Data lines
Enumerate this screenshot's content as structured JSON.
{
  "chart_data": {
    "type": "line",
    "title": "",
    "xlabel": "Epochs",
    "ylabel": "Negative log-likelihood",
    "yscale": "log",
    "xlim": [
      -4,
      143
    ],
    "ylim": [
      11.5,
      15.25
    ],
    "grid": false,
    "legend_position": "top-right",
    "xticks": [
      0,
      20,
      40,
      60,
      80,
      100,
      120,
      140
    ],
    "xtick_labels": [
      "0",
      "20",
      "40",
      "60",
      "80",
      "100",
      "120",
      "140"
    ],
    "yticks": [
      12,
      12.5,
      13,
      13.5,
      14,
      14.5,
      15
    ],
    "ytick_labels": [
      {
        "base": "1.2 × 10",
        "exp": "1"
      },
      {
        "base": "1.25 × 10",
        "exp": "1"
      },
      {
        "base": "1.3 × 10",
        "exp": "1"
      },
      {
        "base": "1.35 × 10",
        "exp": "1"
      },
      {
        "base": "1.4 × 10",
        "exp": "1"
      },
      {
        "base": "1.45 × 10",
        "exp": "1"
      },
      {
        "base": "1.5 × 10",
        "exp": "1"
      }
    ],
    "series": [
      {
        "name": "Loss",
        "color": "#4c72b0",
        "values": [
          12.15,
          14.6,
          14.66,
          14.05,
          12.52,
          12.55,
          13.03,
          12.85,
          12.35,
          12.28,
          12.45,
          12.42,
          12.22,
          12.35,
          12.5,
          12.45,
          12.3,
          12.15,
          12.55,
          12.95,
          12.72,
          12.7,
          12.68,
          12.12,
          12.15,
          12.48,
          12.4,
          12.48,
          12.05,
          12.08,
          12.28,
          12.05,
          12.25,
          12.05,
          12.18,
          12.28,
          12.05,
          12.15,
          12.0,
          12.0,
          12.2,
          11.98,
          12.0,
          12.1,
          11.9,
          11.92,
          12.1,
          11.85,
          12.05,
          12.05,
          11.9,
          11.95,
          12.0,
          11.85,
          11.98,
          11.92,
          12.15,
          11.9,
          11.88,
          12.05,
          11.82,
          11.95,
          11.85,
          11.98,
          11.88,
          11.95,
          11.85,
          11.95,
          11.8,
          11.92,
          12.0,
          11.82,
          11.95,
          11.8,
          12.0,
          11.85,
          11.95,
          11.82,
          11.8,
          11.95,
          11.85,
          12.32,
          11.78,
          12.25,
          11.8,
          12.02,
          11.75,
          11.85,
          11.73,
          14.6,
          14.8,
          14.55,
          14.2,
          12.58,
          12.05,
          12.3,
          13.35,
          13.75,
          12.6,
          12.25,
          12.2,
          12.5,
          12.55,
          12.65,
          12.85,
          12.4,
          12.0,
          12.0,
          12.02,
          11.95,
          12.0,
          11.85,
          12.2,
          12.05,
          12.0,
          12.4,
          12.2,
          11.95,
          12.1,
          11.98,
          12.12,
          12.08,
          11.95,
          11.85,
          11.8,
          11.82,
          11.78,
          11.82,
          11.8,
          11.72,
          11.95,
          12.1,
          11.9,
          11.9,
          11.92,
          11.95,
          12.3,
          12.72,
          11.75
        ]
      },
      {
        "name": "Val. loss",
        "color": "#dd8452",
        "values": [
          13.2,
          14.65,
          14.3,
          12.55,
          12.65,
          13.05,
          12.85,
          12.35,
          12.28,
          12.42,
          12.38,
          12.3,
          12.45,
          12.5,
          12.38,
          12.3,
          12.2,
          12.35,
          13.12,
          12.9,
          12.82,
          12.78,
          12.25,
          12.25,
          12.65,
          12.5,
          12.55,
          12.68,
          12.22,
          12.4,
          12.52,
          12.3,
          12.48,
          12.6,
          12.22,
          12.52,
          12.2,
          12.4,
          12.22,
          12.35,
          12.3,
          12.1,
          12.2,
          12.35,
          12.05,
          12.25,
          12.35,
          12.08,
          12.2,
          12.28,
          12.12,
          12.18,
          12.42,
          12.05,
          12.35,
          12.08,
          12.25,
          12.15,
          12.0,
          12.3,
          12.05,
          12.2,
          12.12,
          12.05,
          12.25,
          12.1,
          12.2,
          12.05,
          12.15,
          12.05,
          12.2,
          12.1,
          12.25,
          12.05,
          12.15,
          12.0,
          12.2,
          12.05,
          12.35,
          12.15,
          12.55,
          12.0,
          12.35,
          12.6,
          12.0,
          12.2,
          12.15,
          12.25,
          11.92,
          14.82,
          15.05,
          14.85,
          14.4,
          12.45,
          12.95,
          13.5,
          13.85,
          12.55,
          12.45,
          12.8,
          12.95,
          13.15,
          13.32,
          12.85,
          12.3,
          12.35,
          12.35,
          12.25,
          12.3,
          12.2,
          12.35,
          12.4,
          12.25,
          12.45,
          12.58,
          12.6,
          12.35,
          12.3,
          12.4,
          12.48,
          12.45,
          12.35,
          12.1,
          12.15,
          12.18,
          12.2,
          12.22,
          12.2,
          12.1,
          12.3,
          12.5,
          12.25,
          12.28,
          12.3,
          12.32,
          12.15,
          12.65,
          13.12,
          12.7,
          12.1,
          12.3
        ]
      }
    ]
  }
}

What needs to be done
Return each entry from the material above exactly as it appears.

Response to this task
Enumerate this screenshot's content as structured JSON.
{
  "chart_data": {
    "type": "line",
    "title": "",
    "xlabel": "Epochs",
    "ylabel": "Negative log-likelihood",
    "yscale": "log",
    "xlim": [
      -4,
      143
    ],
    "ylim": [
      11.5,
      15.25
    ],
    "grid": false,
    "legend_position": "top-right",
    "xticks": [
      0,
      20,
      40,
      60,
      80,
      100,
      120,
      140
    ],
    "xtick_labels": [
      "0",
      "20",
      "40",
      "60",
      "80",
      "100",
      "120",
      "140"
    ],
    "yticks": [
      12,
      12.5,
      13,
      13.5,
      14,
      14.5,
      15
    ],
    "ytick_labels": [
      {
        "base": "1.2 × 10",
        "exp": "1"
      },
      {
        "base": "1.25 × 10",
        "exp": "1"
      },
      {
        "base": "1.3 × 10",
        "exp": "1"
      },
      {
        "base": "1.35 × 10",
        "exp": "1"
      },
      {
        "base": "1.4 × 10",
        "exp": "1"
      },
      {
        "base": "1.45 × 10",
        "exp": "1"
      },
      {
        "base": "1.5 × 10",
        "exp": "1"
      }
    ],
    "series": [
      {
        "name": "Loss",
        "color": "#4c72b0",
        "values": [
          12.15,
          14.6,
          14.66,
          14.05,
          12.52,
          12.55,
          13.03,
          12.85,
          12.35,
          12.28,
          12.45,
          12.42,
          12.22,
          12.35,
          12.5,
          12.45,
          12.3,
          12.15,
          12.55,
          12.95,
          12.72,
          12.7,
          12.68,
          12.12,
          12.15,
          12.48,
          12.4,
          12.48,
          12.05,
          12.08,
          12.28,
          12.05,
          12.25,
          12.05,
          12.18,
          12.28,
          12.05,
          12.15,
          12.0,
          12.0,
          12.2,
          11.98,
          12.0,
          12.1,
          11.9,
          11.92,
          12.1,
          11.85,
          12.05,
          12.05,
          11.9,
          11.95,
          12.0,
          11.85,
          11.98,
          11.92,
          12.15,
          11.9,
          11.88,
          12.05,
          11.82,
          11.95,
          11.85,
          11.98,
          11.88,
          11.95,
          11.85,
          11.95,
          11.8,
          11.92,
          12.0,
          11.82,
          11.95,
          11.8,
          12.0,
          11.85,
          11.95,
          11.82,
          11.8,
          11.95,
          11.85,
          12.32,
          11.78,
          12.25,
          11.8,
          12.02,
          11.75,
          11.85,
          11.73,
          14.6,
          14.8,
          14.55,
          14.2,
          12.58,
          12.05,
          12.3,
          13.35,
          13.75,
          12.6,
          12.25,
          12.2,
          12.5,
          12.55,
          12.65,
          12.85,
          12.4,
          12.0,
          12.0,
          12.02,
          11.95,
          12.0,
          11.85,
          12.2,
          12.05,
          12.0,
          12.4,
          12.2,
          11.95,
          12.1,
          11.98,
          12.12,
          12.08,
          11.95,
          11.85,
          11.8,
          11.82,
          11.78,
          11.82,
          11.8,
          11.72,
          11.95,
          12.1,
          11.9,
          11.9,
          11.92,
          11.95,
          12.3,
          12.72,
          11.75
        ]
      },
      {
        "name": "Val. loss",
        "color": "#dd8452",
        "values": [
          13.2,
          14.65,
          14.3,
          12.55,
          12.65,
          13.05,
          12.85,
          12.35,
          12.28,
          12.42,
          12.38,
          12.3,
          12.45,
          12.5,
          12.38,
          12.3,
          12.2,
          12.35,
          13.12,
          12.9,
          12.82,
          12.78,
          12.25,
          12.25,
          12.65,
          12.5,
          12.55,
          12.68,
          12.22,
          12.4,
          12.52,
          12.3,
          12.48,
          12.6,
          12.22,
          12.52,
          12.2,
          12.4,
          12.22,
          12.35,
          12.3,
          12.1,
          12.2,
          12.35,
          12.05,
          12.25,
          12.35,
          12.08,
          12.2,
          12.28,
          12.12,
          12.18,
          12.42,
          12.05,
          12.35,
          12.08,
          12.25,
          12.15,
          12.0,
          12.3,
          12.05,
          12.2,
          12.12,
          12.05,
          12.25,
          12.1,
          12.2,
          12.05,
          12.15,
          12.05,
          12.2,
          12.1,
          12.25,
          12.05,
          12.15,
          12.0,
          12.2,
          12.05,
          12.35,
          12.15,
          12.55,
          12.0,
          12.35,
          12.6,
          12.0,
          12.2,
          12.15,
          12.25,
          11.92,
          14.82,
          15.05,
          14.85,
          14.4,
          12.45,
          12.95,
          13.5,
          13.85,
          12.55,
          12.45,
          12.8,
          12.95,
          13.15,
          13.32,
          12.85,
          12.3,
          12.35,
          12.35,
          12.25,
          12.3,
          12.2,
          12.35,
          12.4,
          12.25,
          12.45,
          12.58,
          12.6,
          12.35,
          12.3,
          12.4,
          12.48,
          12.45,
          12.35,
          12.1,
          12.15,
          12.18,
          12.2,
          12.22,
          12.2,
          12.1,
          12.3,
          12.5,
          12.25,
          12.28,
          12.3,
          12.32,
          12.15,
          12.65,
          13.12,
          12.7,
          12.1,
          12.3
        ]
      }
    ]
  }
}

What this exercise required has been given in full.